**BRIEF**
All entries below are to be set down again, identical to the source.

**GIVEN RECORDS**
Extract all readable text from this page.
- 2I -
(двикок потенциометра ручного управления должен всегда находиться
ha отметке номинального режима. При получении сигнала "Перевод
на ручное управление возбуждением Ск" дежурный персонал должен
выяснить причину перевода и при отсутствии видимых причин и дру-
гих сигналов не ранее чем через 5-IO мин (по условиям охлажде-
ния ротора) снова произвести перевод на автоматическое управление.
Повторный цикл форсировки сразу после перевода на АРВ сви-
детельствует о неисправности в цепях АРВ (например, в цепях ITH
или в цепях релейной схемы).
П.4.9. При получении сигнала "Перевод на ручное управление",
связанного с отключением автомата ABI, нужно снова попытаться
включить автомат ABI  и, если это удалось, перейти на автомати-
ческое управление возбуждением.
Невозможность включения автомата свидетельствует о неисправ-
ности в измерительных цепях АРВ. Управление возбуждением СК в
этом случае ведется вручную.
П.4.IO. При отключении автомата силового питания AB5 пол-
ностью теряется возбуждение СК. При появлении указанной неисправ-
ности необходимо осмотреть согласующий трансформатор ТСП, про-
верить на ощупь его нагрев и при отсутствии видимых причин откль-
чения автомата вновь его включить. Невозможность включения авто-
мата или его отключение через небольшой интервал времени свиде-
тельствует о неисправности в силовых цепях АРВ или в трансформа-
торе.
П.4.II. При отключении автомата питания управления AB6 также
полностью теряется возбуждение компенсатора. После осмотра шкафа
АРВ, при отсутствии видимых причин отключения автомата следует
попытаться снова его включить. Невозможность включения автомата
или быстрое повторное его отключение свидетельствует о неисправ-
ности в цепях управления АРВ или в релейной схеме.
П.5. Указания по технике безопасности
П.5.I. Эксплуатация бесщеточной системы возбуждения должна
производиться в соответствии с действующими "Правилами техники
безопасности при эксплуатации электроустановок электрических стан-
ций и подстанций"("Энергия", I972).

**ANSWER BELOW**
Extract all readable text from this page.
- 2I -
(двикок потенциометра ручного управления должен всегда находиться
ha отметке номинального режима. При получении сигнала "Перевод
на ручное управление возбуждением Ск" дежурный персонал должен
выяснить причину перевода и при отсутствии видимых причин и дру-
гих сигналов не ранее чем через 5-IO мин (по условиям охлажде-
ния ротора) снова произвести перевод на автоматическое управление.
Повторный цикл форсировки сразу после перевода на АРВ сви-
детельствует о неисправности в цепях АРВ (например, в цепях ITH
или в цепях релейной схемы).
П.4.9. При получении сигнала "Перевод на ручное управление",
связанного с отключением автомата ABI, нужно снова попытаться
включить автомат ABI  и, если это удалось, перейти на автомати-
ческое управление возбуждением.
Невозможность включения автомата свидетельствует о неисправ-
ности в измерительных цепях АРВ. Управление возбуждением СК в
этом случае ведется вручную.
П.4.IO. При отключении автомата силового питания AB5 пол-
ностью теряется возбуждение СК. При появлении указанной неисправ-
ности необходимо осмотреть согласующий трансформатор ТСП, про-
верить на ощупь его нагрев и при отсутствии видимых причин откль-
чения автомата вновь его включить. Невозможность включения авто-
мата или его отключение через небольшой интервал времени свиде-
тельствует о неисправности в силовых цепях АРВ или в трансформа-
торе.
П.4.II. При отключении автомата питания управления AB6 также
полностью теряется возбуждение компенсатора. После осмотра шкафа
АРВ, при отсутствии видимых причин отключения автомата следует
попытаться снова его включить. Невозможность включения автомата
или быстрое повторное его отключение свидетельствует о неисправ-
ности в цепях управления АРВ или в релейной схеме.
П.5. Указания по технике безопасности
П.5.I. Эксплуатация бесщеточной системы возбуждения должна
производиться в соответствии с действующими "Правилами техники
безопасности при эксплуатации электроустановок электрических стан-
ций и подстанций"("Энергия", I972).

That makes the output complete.